* Directive
Exclude all pictures, then copy each of the records exactly as written.
-------- Provided entries --------
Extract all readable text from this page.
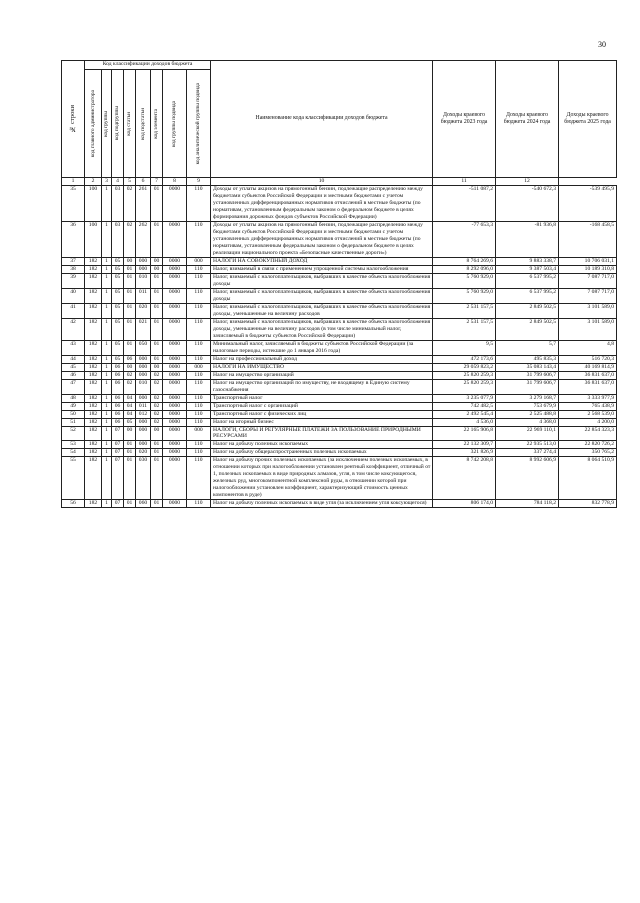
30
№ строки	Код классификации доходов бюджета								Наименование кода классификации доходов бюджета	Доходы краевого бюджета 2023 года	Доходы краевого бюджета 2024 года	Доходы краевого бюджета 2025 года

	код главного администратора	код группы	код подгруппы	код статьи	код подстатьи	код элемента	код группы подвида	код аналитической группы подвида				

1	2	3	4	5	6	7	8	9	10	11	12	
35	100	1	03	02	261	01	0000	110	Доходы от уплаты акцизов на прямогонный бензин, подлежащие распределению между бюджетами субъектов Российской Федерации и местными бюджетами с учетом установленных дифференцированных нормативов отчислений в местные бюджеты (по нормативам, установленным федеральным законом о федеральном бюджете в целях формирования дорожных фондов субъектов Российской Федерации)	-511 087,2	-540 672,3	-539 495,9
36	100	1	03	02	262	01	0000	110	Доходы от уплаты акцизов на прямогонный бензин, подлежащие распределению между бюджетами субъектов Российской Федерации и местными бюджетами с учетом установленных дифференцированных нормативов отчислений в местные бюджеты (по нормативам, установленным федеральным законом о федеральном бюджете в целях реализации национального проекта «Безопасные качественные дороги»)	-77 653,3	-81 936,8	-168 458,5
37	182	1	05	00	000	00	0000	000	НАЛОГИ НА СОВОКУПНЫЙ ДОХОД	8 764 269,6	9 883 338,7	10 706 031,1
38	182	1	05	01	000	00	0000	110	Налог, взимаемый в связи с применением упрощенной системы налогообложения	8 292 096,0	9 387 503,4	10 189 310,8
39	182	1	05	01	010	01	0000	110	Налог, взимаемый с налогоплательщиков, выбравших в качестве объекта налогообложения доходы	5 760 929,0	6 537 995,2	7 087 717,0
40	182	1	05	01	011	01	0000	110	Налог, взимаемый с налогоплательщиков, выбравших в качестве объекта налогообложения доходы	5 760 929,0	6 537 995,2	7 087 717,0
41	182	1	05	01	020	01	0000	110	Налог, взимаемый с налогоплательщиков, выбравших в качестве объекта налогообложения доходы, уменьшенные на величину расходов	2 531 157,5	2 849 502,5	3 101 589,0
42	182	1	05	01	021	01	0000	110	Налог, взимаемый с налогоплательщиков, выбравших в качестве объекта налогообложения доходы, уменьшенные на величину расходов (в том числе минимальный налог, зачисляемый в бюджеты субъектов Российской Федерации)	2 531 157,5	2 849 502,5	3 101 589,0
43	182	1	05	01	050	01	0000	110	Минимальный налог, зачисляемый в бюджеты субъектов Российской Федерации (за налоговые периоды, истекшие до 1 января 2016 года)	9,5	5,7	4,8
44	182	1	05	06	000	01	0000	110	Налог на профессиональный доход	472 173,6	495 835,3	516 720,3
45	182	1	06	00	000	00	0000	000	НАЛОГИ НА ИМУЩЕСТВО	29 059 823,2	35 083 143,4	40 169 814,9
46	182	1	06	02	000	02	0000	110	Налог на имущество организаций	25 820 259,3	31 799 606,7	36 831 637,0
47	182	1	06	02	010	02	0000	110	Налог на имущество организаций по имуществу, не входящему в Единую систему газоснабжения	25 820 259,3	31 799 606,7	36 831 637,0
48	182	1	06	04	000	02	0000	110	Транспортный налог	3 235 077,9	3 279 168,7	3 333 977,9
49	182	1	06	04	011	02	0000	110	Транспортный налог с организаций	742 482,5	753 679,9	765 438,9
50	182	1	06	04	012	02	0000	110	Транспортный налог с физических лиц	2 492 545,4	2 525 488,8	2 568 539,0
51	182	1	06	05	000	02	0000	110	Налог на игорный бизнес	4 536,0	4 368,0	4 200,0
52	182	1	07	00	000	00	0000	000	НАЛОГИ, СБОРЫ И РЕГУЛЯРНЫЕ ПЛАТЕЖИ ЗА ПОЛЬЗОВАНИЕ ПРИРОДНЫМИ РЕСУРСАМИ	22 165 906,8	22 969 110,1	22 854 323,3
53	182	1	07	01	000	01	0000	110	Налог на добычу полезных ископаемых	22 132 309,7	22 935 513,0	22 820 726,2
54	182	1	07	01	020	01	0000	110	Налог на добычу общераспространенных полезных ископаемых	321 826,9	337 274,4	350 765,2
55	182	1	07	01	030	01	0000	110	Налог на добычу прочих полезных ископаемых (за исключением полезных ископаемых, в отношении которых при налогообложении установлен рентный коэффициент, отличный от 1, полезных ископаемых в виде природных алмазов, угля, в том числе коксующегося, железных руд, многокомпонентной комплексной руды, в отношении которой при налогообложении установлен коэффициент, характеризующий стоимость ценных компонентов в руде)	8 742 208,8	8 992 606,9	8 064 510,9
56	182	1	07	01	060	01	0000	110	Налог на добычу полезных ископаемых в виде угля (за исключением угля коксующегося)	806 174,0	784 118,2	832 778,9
--------
* Result of this exercise
Extract all readable text from this page.
30
№ строки	Код классификации доходов бюджета								Наименование кода классификации доходов бюджета	Доходы краевого бюджета 2023 года	Доходы краевого бюджета 2024 года	Доходы краевого бюджета 2025 года

	код главного администратора	код группы	код подгруппы	код статьи	код подстатьи	код элемента	код группы подвида	код аналитической группы подвида				

1	2	3	4	5	6	7	8	9	10	11	12	
35	100	1	03	02	261	01	0000	110	Доходы от уплаты акцизов на прямогонный бензин, подлежащие распределению между бюджетами субъектов Российской Федерации и местными бюджетами с учетом установленных дифференцированных нормативов отчислений в местные бюджеты (по нормативам, установленным федеральным законом о федеральном бюджете в целях формирования дорожных фондов субъектов Российской Федерации)	-511 087,2	-540 672,3	-539 495,9
36	100	1	03	02	262	01	0000	110	Доходы от уплаты акцизов на прямогонный бензин, подлежащие распределению между бюджетами субъектов Российской Федерации и местными бюджетами с учетом установленных дифференцированных нормативов отчислений в местные бюджеты (по нормативам, установленным федеральным законом о федеральном бюджете в целях реализации национального проекта «Безопасные качественные дороги»)	-77 653,3	-81 936,8	-168 458,5
37	182	1	05	00	000	00	0000	000	НАЛОГИ НА СОВОКУПНЫЙ ДОХОД	8 764 269,6	9 883 338,7	10 706 031,1
38	182	1	05	01	000	00	0000	110	Налог, взимаемый в связи с применением упрощенной системы налогообложения	8 292 096,0	9 387 503,4	10 189 310,8
39	182	1	05	01	010	01	0000	110	Налог, взимаемый с налогоплательщиков, выбравших в качестве объекта налогообложения доходы	5 760 929,0	6 537 995,2	7 087 717,0
40	182	1	05	01	011	01	0000	110	Налог, взимаемый с налогоплательщиков, выбравших в качестве объекта налогообложения доходы	5 760 929,0	6 537 995,2	7 087 717,0
41	182	1	05	01	020	01	0000	110	Налог, взимаемый с налогоплательщиков, выбравших в качестве объекта налогообложения доходы, уменьшенные на величину расходов	2 531 157,5	2 849 502,5	3 101 589,0
42	182	1	05	01	021	01	0000	110	Налог, взимаемый с налогоплательщиков, выбравших в качестве объекта налогообложения доходы, уменьшенные на величину расходов (в том числе минимальный налог, зачисляемый в бюджеты субъектов Российской Федерации)	2 531 157,5	2 849 502,5	3 101 589,0
43	182	1	05	01	050	01	0000	110	Минимальный налог, зачисляемый в бюджеты субъектов Российской Федерации (за налоговые периоды, истекшие до 1 января 2016 года)	9,5	5,7	4,8
44	182	1	05	06	000	01	0000	110	Налог на профессиональный доход	472 173,6	495 835,3	516 720,3
45	182	1	06	00	000	00	0000	000	НАЛОГИ НА ИМУЩЕСТВО	29 059 823,2	35 083 143,4	40 169 814,9
46	182	1	06	02	000	02	0000	110	Налог на имущество организаций	25 820 259,3	31 799 606,7	36 831 637,0
47	182	1	06	02	010	02	0000	110	Налог на имущество организаций по имуществу, не входящему в Единую систему газоснабжения	25 820 259,3	31 799 606,7	36 831 637,0
48	182	1	06	04	000	02	0000	110	Транспортный налог	3 235 077,9	3 279 168,7	3 333 977,9
49	182	1	06	04	011	02	0000	110	Транспортный налог с организаций	742 482,5	753 679,9	765 438,9
50	182	1	06	04	012	02	0000	110	Транспортный налог с физических лиц	2 492 545,4	2 525 488,8	2 568 539,0
51	182	1	06	05	000	02	0000	110	Налог на игорный бизнес	4 536,0	4 368,0	4 200,0
52	182	1	07	00	000	00	0000	000	НАЛОГИ, СБОРЫ И РЕГУЛЯРНЫЕ ПЛАТЕЖИ ЗА ПОЛЬЗОВАНИЕ ПРИРОДНЫМИ РЕСУРСАМИ	22 165 906,8	22 969 110,1	22 854 323,3
53	182	1	07	01	000	01	0000	110	Налог на добычу полезных ископаемых	22 132 309,7	22 935 513,0	22 820 726,2
54	182	1	07	01	020	01	0000	110	Налог на добычу общераспространенных полезных ископаемых	321 826,9	337 274,4	350 765,2
55	182	1	07	01	030	01	0000	110	Налог на добычу прочих полезных ископаемых (за исключением полезных ископаемых, в отношении которых при налогообложении установлен рентный коэффициент, отличный от 1, полезных ископаемых в виде природных алмазов, угля, в том числе коксующегося, железных руд, многокомпонентной комплексной руды, в отношении которой при налогообложении установлен коэффициент, характеризующий стоимость ценных компонентов в руде)	8 742 208,8	8 992 606,9	8 064 510,9
56	182	1	07	01	060	01	0000	110	Налог на добычу полезных ископаемых в виде угля (за исключением угля коксующегося)	806 174,0	784 118,2	832 778,9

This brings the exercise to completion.